■ REQUIREMENTS ■
Return the lines below that carry the word "this".

Collected data entries
--- BEGIN ---
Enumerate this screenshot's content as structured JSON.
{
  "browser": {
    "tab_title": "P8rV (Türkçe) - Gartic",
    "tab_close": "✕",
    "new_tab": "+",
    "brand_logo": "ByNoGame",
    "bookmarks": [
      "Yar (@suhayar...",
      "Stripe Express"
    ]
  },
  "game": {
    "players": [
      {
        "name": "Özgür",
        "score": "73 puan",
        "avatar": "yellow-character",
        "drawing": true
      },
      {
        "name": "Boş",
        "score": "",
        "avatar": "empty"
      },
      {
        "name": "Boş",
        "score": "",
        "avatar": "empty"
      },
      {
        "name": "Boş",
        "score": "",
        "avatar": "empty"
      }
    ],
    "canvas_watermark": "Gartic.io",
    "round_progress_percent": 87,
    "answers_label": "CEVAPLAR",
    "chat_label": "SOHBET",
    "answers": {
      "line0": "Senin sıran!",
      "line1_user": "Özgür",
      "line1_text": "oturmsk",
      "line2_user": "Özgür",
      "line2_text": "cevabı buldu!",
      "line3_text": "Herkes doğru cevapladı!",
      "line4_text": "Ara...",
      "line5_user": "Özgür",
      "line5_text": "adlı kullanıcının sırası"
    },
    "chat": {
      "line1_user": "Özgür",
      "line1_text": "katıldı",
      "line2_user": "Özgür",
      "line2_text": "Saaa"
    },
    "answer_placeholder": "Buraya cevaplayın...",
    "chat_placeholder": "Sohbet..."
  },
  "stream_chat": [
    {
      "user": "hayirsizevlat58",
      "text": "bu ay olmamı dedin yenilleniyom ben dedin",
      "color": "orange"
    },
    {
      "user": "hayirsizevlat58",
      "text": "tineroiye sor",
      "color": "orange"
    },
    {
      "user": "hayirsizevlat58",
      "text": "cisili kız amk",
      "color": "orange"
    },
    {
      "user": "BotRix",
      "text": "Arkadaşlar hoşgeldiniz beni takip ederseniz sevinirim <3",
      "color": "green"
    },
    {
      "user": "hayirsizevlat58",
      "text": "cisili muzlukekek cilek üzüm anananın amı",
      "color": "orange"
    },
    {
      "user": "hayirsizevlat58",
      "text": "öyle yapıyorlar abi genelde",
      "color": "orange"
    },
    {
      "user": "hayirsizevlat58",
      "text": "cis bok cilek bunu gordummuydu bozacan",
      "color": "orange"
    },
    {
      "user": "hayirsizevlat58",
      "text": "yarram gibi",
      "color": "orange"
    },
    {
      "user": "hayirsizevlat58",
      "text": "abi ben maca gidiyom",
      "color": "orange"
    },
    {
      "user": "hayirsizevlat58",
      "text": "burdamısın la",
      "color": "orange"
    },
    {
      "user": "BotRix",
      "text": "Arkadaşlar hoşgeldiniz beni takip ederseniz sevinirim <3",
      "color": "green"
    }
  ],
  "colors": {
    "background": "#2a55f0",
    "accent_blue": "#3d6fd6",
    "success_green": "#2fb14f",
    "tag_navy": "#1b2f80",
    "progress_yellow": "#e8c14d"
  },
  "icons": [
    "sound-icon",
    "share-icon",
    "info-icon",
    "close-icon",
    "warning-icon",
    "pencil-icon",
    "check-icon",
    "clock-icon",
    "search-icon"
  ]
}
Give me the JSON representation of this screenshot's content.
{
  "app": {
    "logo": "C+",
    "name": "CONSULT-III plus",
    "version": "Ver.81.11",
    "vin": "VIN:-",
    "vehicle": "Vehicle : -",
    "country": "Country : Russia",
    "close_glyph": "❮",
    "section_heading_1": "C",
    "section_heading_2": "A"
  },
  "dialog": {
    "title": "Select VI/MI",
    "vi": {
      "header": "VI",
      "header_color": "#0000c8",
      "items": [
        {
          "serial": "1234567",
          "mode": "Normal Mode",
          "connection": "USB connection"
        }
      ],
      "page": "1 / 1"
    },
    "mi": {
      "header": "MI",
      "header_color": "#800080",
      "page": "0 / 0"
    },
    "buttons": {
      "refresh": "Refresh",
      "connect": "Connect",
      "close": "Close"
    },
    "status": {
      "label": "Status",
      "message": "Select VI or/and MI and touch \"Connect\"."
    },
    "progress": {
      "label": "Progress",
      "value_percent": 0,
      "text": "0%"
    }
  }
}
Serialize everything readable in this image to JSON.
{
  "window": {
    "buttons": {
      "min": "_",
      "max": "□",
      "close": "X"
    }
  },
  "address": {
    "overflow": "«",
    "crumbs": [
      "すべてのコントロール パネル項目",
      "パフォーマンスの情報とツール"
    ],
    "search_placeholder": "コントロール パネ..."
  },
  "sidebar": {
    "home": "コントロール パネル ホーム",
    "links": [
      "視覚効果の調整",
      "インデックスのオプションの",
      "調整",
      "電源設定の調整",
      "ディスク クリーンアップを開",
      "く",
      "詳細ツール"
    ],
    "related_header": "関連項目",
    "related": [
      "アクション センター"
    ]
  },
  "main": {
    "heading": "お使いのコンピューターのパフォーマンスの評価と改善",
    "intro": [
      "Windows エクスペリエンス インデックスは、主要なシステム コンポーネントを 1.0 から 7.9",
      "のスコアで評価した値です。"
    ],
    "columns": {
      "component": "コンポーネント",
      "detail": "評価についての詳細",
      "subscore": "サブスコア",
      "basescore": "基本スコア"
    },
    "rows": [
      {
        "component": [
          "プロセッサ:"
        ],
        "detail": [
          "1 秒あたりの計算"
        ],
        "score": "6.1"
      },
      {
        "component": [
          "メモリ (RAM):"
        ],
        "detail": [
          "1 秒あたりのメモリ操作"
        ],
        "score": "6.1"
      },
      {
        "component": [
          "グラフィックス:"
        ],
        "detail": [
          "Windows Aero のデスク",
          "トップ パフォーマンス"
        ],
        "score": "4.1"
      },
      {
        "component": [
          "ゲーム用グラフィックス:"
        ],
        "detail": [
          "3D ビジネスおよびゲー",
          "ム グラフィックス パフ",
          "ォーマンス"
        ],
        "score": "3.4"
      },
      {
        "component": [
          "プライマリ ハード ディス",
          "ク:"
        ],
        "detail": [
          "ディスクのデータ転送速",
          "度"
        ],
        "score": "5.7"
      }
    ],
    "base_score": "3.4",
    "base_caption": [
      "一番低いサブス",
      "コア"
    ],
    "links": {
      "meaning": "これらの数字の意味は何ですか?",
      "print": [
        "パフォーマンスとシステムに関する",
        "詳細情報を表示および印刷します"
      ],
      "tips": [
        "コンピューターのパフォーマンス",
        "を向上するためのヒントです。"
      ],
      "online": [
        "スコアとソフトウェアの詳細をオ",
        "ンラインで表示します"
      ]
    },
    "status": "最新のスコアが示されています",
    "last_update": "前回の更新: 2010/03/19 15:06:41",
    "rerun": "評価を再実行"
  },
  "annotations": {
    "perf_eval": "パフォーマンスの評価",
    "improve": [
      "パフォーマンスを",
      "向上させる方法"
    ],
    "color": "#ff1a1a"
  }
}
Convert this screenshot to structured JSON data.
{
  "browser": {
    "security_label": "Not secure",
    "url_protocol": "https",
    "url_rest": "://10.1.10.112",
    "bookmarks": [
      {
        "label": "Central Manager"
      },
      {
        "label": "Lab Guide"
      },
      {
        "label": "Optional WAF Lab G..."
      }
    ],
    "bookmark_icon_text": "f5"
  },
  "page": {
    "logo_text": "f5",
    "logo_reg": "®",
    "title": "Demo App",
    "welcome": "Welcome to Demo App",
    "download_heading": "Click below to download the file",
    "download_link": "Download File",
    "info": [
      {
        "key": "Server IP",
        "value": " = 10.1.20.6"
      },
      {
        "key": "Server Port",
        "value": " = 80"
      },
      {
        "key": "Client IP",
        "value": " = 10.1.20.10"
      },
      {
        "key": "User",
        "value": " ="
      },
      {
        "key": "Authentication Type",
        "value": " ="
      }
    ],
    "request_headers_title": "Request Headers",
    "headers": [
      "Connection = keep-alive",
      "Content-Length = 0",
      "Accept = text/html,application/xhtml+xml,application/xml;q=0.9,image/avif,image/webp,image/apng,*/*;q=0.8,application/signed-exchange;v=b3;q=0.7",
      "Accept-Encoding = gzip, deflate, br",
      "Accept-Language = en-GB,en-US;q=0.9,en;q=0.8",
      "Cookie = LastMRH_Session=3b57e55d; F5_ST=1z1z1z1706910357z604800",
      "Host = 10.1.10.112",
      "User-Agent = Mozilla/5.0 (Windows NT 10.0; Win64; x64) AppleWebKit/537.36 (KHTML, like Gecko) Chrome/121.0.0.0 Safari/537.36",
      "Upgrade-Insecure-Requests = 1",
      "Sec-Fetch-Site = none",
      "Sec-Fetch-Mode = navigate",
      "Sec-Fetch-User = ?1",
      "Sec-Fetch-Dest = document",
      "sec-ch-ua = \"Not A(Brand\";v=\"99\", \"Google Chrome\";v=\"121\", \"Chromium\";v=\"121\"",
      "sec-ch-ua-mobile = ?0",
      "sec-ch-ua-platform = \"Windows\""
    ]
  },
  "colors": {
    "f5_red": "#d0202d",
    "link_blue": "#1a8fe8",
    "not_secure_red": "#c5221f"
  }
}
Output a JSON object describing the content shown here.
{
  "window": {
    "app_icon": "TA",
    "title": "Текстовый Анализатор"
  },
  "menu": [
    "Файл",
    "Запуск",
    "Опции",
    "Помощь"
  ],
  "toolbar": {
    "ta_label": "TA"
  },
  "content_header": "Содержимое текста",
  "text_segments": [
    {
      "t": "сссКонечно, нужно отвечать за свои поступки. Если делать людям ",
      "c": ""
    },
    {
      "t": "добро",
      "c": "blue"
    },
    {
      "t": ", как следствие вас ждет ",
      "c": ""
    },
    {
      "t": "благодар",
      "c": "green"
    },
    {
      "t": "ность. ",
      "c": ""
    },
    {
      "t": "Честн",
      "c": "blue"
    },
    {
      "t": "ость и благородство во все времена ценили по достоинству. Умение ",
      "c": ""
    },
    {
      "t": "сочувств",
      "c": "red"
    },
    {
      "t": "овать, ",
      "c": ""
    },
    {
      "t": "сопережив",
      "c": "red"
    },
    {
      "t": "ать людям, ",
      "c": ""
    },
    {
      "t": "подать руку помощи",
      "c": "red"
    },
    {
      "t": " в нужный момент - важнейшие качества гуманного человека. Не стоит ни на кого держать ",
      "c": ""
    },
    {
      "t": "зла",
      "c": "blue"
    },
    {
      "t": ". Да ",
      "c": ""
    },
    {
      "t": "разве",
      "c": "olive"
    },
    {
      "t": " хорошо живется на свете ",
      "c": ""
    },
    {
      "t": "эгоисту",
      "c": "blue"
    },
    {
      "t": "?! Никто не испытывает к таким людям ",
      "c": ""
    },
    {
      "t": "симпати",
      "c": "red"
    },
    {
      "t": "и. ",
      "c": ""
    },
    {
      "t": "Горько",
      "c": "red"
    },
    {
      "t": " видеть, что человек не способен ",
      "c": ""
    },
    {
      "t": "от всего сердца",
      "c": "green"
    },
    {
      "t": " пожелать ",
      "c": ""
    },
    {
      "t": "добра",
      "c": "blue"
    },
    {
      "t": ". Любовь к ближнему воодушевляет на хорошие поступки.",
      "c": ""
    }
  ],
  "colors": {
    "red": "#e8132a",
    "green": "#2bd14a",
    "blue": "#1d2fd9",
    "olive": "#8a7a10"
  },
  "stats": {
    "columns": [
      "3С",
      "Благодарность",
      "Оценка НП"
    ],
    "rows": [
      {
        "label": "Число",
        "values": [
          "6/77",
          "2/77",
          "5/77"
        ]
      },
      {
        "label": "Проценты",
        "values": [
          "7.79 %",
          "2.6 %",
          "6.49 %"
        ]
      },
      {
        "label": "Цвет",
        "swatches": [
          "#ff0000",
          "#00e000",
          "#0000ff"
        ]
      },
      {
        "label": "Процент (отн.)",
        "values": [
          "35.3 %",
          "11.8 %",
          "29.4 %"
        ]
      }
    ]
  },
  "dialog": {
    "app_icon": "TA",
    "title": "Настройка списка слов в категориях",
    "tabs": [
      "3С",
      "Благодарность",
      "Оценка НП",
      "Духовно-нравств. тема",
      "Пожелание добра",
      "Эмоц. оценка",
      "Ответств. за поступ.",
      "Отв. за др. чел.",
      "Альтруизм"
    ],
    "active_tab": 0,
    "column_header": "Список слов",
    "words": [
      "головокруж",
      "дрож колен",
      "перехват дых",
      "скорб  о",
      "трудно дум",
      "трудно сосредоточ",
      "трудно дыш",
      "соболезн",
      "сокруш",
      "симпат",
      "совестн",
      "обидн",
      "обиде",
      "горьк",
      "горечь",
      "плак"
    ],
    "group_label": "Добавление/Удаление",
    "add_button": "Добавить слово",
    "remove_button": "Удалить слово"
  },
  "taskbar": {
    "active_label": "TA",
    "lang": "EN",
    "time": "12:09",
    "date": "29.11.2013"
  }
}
--- END ---
■ ANSWER TO THE PROBLEM ■
Enumerate this screenshot's content as structured JSON.
Give me the JSON representation of this screenshot's content.
Serialize everything readable in this image to JSON.
Convert this screenshot to structured JSON data.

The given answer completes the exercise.